• **Required task**: Without including the pictures, copy out every line below.

• **Provided records**:
-------------------------

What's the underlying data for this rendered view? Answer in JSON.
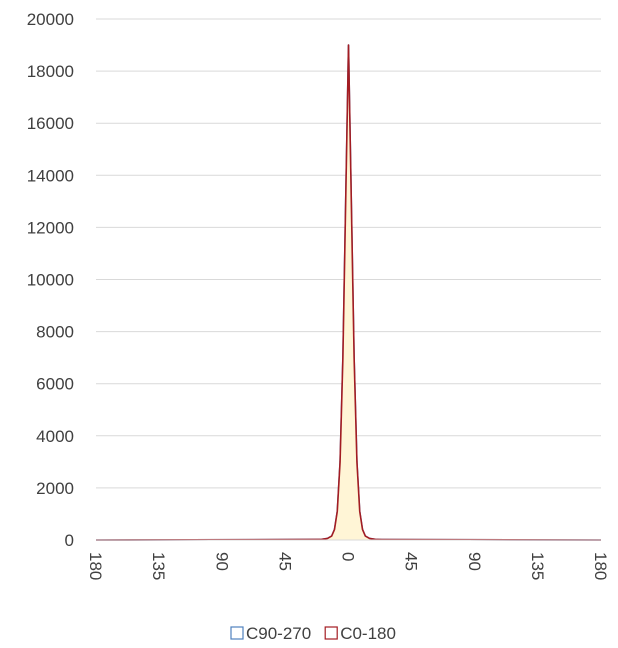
{
  "chart_data": {
    "type": "area",
    "title": "",
    "xlabel": "",
    "ylabel": "",
    "x_ticks": [
      "180",
      "135",
      "90",
      "45",
      "0",
      "45",
      "90",
      "135",
      "180"
    ],
    "x_tick_values": [
      -180,
      -135,
      -90,
      -45,
      0,
      45,
      90,
      135,
      180
    ],
    "xlim": [
      -180,
      180
    ],
    "ylim": [
      0,
      20000
    ],
    "y_ticks": [
      0,
      2000,
      4000,
      6000,
      8000,
      10000,
      12000,
      14000,
      16000,
      18000,
      20000
    ],
    "grid": "horizontal",
    "legend_position": "bottom",
    "series": [
      {
        "name": "C90-270",
        "color": "#4F81BD",
        "fill": "#FFFFFF",
        "x": [
          -180,
          -20,
          -15,
          -12,
          -10,
          -8,
          -6,
          -4,
          -2,
          0,
          2,
          4,
          6,
          8,
          10,
          12,
          15,
          20,
          180
        ],
        "values": [
          0,
          20,
          60,
          150,
          400,
          1100,
          3000,
          7000,
          13000,
          19000,
          13000,
          7000,
          3000,
          1100,
          400,
          150,
          60,
          20,
          0
        ]
      },
      {
        "name": "C0-180",
        "color": "#A31C22",
        "fill": "#FFF5D6",
        "x": [
          -180,
          -20,
          -15,
          -12,
          -10,
          -8,
          -6,
          -4,
          -2,
          0,
          2,
          4,
          6,
          8,
          10,
          12,
          15,
          20,
          180
        ],
        "values": [
          0,
          20,
          60,
          150,
          400,
          1100,
          3000,
          7000,
          13000,
          19000,
          13000,
          7000,
          3000,
          1100,
          400,
          150,
          60,
          20,
          0
        ]
      }
    ]
  }
}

-------------------------

• **Reply**:
What's the underlying data for this rendered view? Answer in JSON.
{
  "chart_data": {
    "type": "area",
    "title": "",
    "xlabel": "",
    "ylabel": "",
    "x_ticks": [
      "180",
      "135",
      "90",
      "45",
      "0",
      "45",
      "90",
      "135",
      "180"
    ],
    "x_tick_values": [
      -180,
      -135,
      -90,
      -45,
      0,
      45,
      90,
      135,
      180
    ],
    "xlim": [
      -180,
      180
    ],
    "ylim": [
      0,
      20000
    ],
    "y_ticks": [
      0,
      2000,
      4000,
      6000,
      8000,
      10000,
      12000,
      14000,
      16000,
      18000,
      20000
    ],
    "grid": "horizontal",
    "legend_position": "bottom",
    "series": [
      {
        "name": "C90-270",
        "color": "#4F81BD",
        "fill": "#FFFFFF",
        "x": [
          -180,
          -20,
          -15,
          -12,
          -10,
          -8,
          -6,
          -4,
          -2,
          0,
          2,
          4,
          6,
          8,
          10,
          12,
          15,
          20,
          180
        ],
        "values": [
          0,
          20,
          60,
          150,
          400,
          1100,
          3000,
          7000,
          13000,
          19000,
          13000,
          7000,
          3000,
          1100,
          400,
          150,
          60,
          20,
          0
        ]
      },
      {
        "name": "C0-180",
        "color": "#A31C22",
        "fill": "#FFF5D6",
        "x": [
          -180,
          -20,
          -15,
          -12,
          -10,
          -8,
          -6,
          -4,
          -2,
          0,
          2,
          4,
          6,
          8,
          10,
          12,
          15,
          20,
          180
        ],
        "values": [
          0,
          20,
          60,
          150,
          400,
          1100,
          3000,
          7000,
          13000,
          19000,
          13000,
          7000,
          3000,
          1100,
          400,
          150,
          60,
          20,
          0
        ]
      }
    ]
  }
}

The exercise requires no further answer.